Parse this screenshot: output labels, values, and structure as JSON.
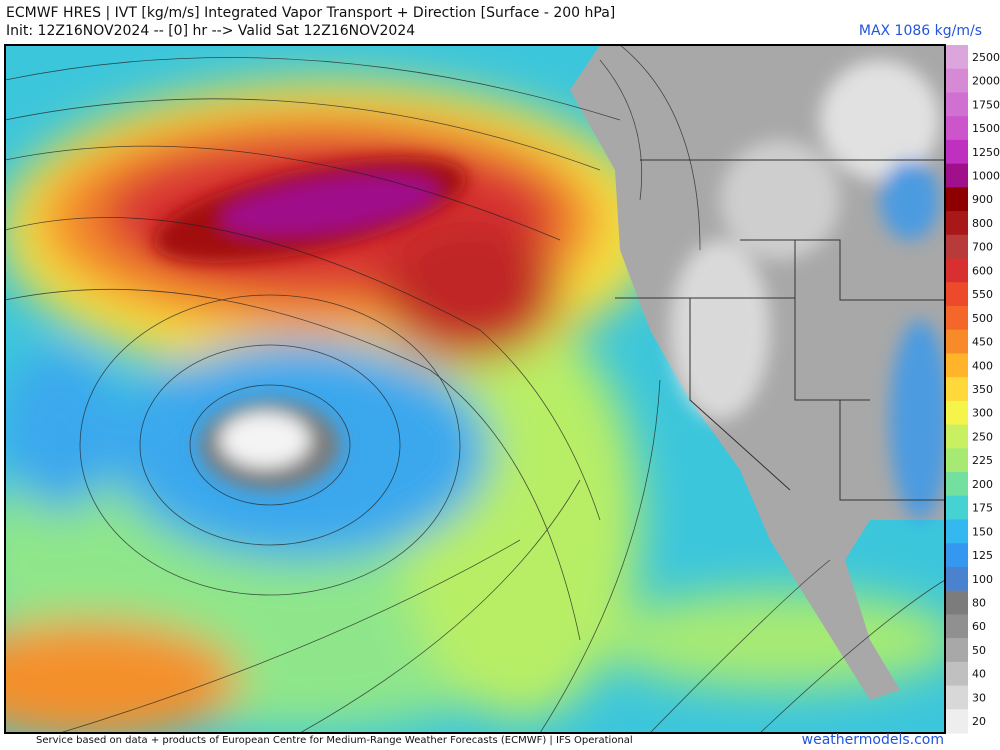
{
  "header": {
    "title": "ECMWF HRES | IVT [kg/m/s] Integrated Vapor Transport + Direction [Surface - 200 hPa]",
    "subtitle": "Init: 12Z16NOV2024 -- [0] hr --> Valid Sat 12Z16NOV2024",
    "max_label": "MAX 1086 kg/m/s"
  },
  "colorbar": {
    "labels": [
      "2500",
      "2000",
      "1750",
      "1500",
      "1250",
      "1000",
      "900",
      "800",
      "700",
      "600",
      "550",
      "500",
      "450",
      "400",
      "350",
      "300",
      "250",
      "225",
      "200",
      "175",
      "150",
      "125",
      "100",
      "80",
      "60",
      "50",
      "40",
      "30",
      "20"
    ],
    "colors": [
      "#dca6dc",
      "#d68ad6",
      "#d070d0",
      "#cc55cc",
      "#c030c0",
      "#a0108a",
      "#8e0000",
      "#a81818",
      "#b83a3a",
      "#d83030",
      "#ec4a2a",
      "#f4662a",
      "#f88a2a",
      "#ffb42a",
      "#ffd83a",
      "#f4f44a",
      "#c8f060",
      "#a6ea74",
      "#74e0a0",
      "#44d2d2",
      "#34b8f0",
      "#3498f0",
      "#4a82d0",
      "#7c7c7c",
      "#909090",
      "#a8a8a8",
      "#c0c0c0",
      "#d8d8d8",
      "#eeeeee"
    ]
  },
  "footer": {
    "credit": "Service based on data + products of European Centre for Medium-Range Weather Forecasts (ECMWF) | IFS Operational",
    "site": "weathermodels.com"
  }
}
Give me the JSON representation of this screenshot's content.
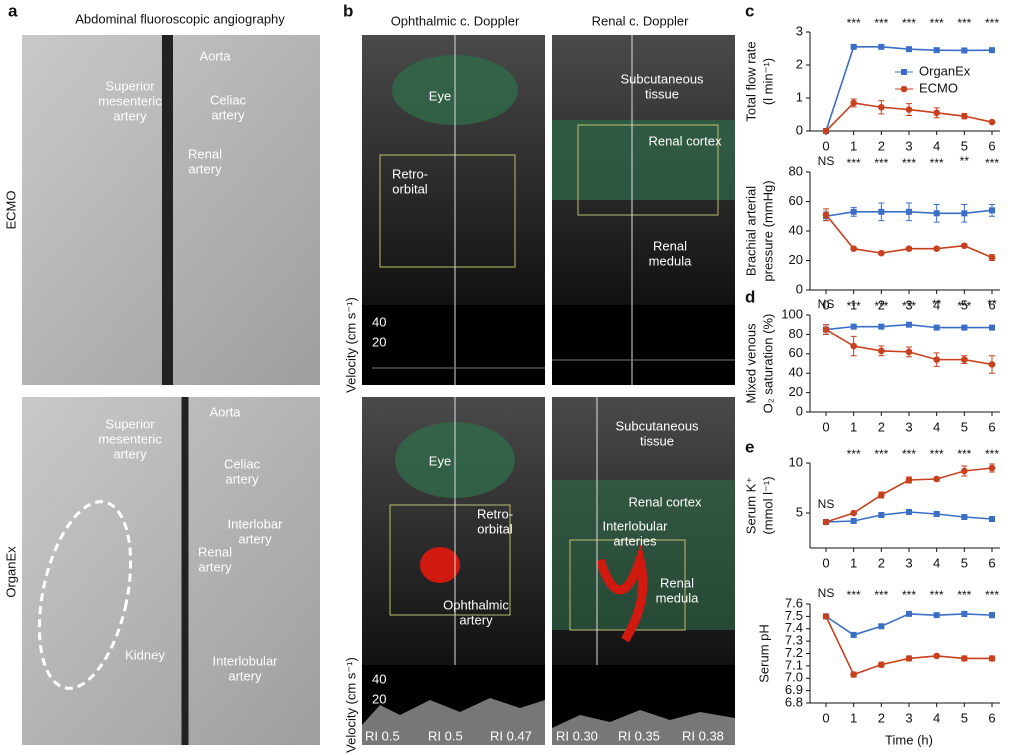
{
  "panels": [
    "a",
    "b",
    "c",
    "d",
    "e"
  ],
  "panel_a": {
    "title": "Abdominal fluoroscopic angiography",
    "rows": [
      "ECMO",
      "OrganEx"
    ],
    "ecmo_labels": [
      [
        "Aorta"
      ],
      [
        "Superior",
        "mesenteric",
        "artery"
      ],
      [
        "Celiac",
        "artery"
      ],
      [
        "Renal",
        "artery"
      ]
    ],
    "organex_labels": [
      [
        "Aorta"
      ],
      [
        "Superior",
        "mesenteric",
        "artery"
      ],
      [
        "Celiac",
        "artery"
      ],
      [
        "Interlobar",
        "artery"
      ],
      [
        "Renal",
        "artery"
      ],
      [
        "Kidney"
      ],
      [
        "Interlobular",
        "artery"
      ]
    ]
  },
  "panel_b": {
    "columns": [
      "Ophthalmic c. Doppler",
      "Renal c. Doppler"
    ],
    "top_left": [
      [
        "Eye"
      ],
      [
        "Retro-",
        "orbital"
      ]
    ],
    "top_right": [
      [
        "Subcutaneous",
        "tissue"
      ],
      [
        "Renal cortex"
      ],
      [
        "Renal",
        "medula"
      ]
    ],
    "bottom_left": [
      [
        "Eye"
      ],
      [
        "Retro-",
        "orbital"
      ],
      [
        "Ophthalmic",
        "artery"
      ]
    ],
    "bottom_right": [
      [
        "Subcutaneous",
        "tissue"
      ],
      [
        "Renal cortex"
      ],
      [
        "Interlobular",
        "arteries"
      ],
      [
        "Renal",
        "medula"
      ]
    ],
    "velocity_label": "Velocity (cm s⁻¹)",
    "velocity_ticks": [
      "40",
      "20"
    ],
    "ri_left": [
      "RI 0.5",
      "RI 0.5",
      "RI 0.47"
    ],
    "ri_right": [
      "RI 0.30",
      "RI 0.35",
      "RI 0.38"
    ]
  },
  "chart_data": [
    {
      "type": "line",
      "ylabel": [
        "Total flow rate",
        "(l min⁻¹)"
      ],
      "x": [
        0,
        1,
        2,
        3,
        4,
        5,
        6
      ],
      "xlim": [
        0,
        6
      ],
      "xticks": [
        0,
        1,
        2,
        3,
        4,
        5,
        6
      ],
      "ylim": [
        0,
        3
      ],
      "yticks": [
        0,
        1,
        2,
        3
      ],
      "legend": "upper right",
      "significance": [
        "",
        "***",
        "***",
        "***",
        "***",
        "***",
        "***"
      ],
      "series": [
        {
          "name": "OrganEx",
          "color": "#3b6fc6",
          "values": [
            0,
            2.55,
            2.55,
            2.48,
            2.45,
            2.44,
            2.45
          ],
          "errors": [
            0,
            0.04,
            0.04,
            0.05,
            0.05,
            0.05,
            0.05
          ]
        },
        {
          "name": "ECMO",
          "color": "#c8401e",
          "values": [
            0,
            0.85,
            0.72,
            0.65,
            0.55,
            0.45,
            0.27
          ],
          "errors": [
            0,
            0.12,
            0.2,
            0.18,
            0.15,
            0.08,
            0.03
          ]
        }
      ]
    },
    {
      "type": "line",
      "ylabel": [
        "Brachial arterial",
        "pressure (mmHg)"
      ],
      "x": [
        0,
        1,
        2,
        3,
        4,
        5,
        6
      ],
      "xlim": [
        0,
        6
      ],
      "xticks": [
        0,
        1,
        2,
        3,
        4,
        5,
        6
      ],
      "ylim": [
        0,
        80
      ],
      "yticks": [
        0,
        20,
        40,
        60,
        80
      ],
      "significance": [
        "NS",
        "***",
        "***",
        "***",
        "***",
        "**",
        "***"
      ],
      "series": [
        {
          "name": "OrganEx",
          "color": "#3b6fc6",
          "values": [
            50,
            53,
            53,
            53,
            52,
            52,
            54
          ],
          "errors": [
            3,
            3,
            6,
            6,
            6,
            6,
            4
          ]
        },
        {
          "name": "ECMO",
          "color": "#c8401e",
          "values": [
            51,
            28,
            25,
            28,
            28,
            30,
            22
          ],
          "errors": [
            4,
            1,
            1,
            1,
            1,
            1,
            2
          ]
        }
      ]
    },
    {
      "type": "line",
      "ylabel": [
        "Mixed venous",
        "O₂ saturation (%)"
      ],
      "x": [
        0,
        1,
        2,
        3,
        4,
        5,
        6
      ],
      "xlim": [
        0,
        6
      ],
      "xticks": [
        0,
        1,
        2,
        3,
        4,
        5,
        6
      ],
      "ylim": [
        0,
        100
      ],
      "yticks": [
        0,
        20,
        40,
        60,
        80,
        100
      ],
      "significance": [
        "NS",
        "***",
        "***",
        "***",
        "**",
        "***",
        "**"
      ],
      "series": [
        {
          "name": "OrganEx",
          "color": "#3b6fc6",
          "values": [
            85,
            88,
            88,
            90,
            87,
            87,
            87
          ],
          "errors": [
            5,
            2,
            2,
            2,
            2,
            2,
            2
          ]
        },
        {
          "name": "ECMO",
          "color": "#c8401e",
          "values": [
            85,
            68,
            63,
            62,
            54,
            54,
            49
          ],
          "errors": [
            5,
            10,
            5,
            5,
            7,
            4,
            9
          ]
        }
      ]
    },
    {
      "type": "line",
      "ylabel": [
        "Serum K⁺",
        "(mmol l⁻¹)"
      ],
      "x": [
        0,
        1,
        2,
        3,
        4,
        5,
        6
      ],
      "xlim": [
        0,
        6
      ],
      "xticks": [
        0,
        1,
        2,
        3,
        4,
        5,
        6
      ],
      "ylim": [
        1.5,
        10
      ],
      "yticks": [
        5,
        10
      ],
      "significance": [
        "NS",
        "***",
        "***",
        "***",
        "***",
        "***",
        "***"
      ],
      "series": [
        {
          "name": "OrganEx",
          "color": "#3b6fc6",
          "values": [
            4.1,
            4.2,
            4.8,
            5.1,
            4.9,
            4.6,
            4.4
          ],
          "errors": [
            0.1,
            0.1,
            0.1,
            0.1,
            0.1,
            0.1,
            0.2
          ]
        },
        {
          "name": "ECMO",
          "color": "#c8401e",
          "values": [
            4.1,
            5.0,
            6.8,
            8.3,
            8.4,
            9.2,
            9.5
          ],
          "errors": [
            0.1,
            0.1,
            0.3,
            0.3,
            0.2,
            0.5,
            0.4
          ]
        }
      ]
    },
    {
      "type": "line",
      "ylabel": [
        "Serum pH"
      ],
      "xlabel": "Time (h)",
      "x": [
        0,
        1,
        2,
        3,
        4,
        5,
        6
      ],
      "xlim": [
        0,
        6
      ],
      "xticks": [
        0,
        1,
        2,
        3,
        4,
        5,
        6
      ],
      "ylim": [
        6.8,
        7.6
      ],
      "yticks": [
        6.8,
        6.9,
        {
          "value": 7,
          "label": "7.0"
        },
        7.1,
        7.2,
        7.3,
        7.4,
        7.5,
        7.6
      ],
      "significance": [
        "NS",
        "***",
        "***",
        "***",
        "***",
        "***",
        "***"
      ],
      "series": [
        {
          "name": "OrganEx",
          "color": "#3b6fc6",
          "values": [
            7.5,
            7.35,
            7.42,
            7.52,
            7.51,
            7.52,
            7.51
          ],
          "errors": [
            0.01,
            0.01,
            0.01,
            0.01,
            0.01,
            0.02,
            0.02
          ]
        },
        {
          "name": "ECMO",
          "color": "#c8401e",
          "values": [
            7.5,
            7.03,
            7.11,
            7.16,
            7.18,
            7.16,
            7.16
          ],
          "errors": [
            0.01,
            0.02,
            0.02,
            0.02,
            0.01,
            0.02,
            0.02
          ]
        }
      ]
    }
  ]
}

Directions for this task:
What is the number of lines that hold the string "screenshot"? Reply with that number alone.

Task response:
2